■ What is being asked: Find each line containing the string "screenshot" and return it.

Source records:
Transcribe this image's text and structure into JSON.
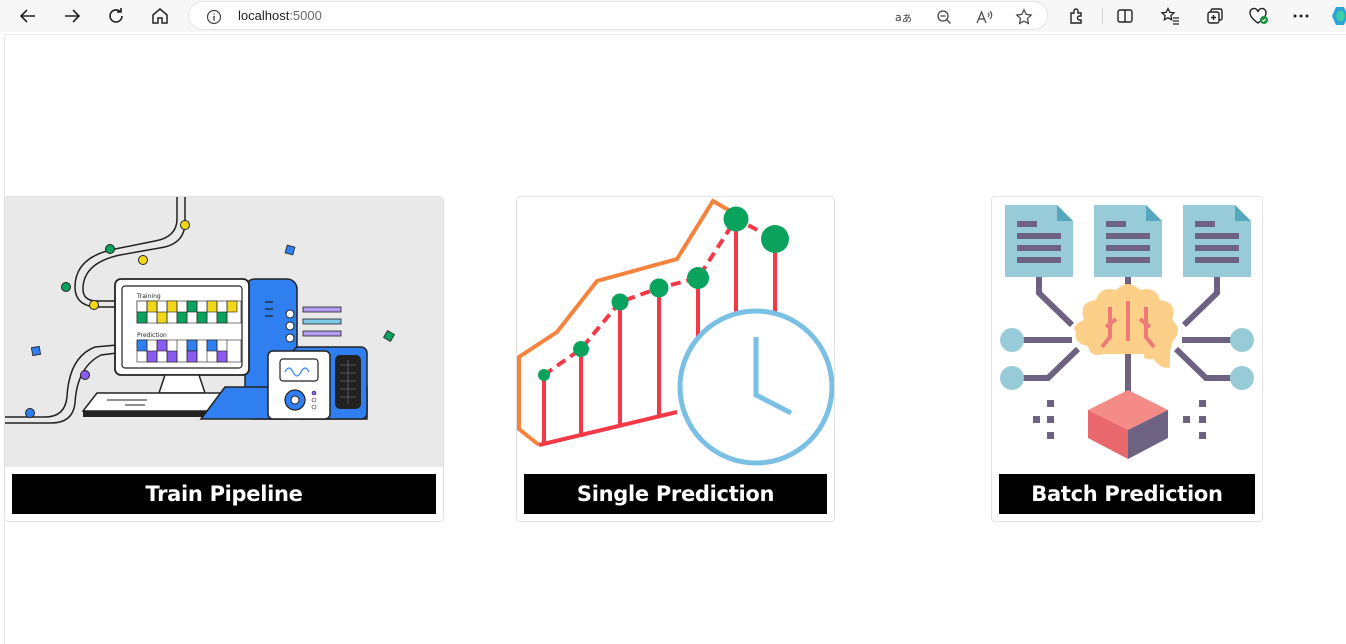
{
  "browser": {
    "url_host": "localhost",
    "url_port": ":5000"
  },
  "cards": [
    {
      "label": "Train Pipeline"
    },
    {
      "label": "Single Prediction"
    },
    {
      "label": "Batch Prediction"
    }
  ],
  "illustration": {
    "screen_row1": "Training",
    "screen_row2": "Prediction"
  },
  "colors": {
    "button_bg": "#000000",
    "button_text": "#ffffff",
    "clock": "#7ac0e4",
    "dots": "#0aa35d",
    "bars": "#f43847",
    "line": "#f5833e",
    "machine": "#2f7ff1"
  }
}
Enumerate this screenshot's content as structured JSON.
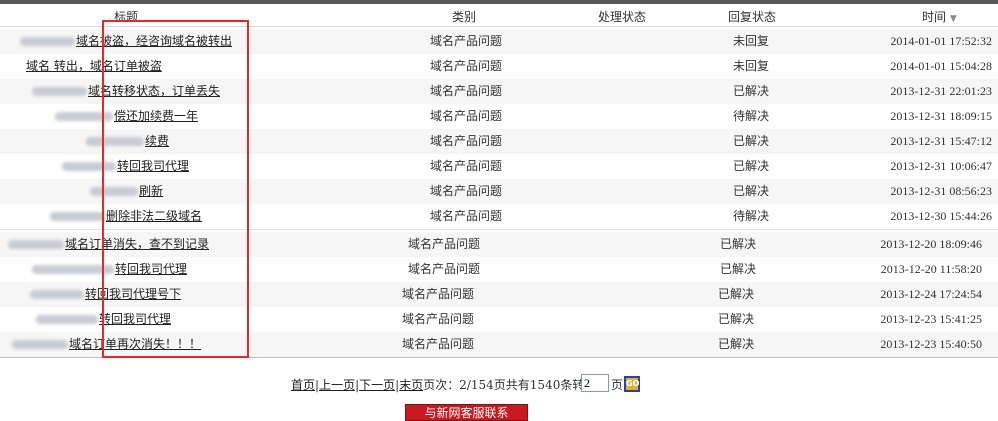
{
  "table": {
    "headers": {
      "title": "标题",
      "category": "类别",
      "process_status": "处理状态",
      "reply_status": "回复状态",
      "time": "时间"
    },
    "sort_indicator": "▼",
    "rows": [
      {
        "title": "域名被盗，经咨询域名被转出",
        "category": "域名产品问题",
        "reply": "未回复",
        "time": "2014-01-01 17:52:32"
      },
      {
        "title": "域名  转出，域名订单被盗",
        "category": "域名产品问题",
        "reply": "未回复",
        "time": "2014-01-01 15:04:28"
      },
      {
        "title": "域名转移状态，订单丢失",
        "category": "域名产品问题",
        "reply": "已解决",
        "time": "2013-12-31 22:01:23"
      },
      {
        "title": "偿还加续费一年",
        "category": "域名产品问题",
        "reply": "待解决",
        "time": "2013-12-31 18:09:15"
      },
      {
        "title": "续费",
        "category": "域名产品问题",
        "reply": "已解决",
        "time": "2013-12-31 15:47:12"
      },
      {
        "title": "转回我司代理",
        "category": "域名产品问题",
        "reply": "已解决",
        "time": "2013-12-31 10:06:47"
      },
      {
        "title": "刷新",
        "category": "域名产品问题",
        "reply": "已解决",
        "time": "2013-12-31 08:56:23"
      },
      {
        "title": "删除非法二级域名",
        "category": "域名产品问题",
        "reply": "待解决",
        "time": "2013-12-30 15:44:26"
      },
      {
        "title": "域名订单消失，查不到记录",
        "category": "域名产品问题",
        "reply": "已解决",
        "time": "2013-12-20 18:09:46"
      },
      {
        "title": "转回我司代理",
        "category": "域名产品问题",
        "reply": "已解决",
        "time": "2013-12-20 11:58:20"
      },
      {
        "title": "转回我司代理号下",
        "category": "域名产品问题",
        "reply": "已解决",
        "time": "2013-12-24 17:24:54"
      },
      {
        "title": "转回我司代理",
        "category": "域名产品问题",
        "reply": "已解决",
        "time": "2013-12-23 15:41:25"
      },
      {
        "title": "域名订单再次消失！！！",
        "category": "域名产品问题",
        "reply": "已解决",
        "time": "2013-12-23 15:40:50"
      }
    ]
  },
  "pager": {
    "first": "首页",
    "prev": "上一页",
    "next": "下一页",
    "last": "末页",
    "summary": "页次：2/154页共有1540条转到",
    "page_value": "2",
    "page_suffix": "页",
    "go_label": "GO"
  },
  "contact_button": "与新网客服联系",
  "colors": {
    "highlight_box": "#e8272a",
    "contact_button": "#c9181e"
  }
}
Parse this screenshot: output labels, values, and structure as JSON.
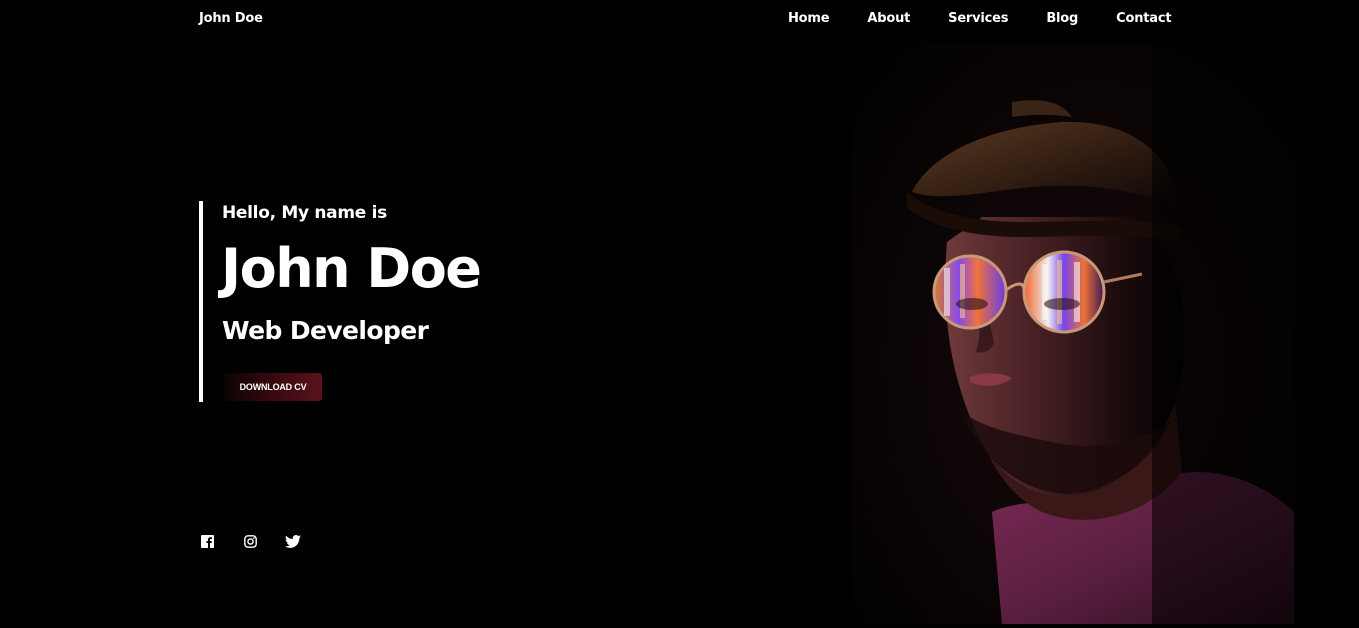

■ Worked solution:
Enumerate this screenshot's content as structured JSON.
Parse this screenshot: output labels, values, and structure as JSON.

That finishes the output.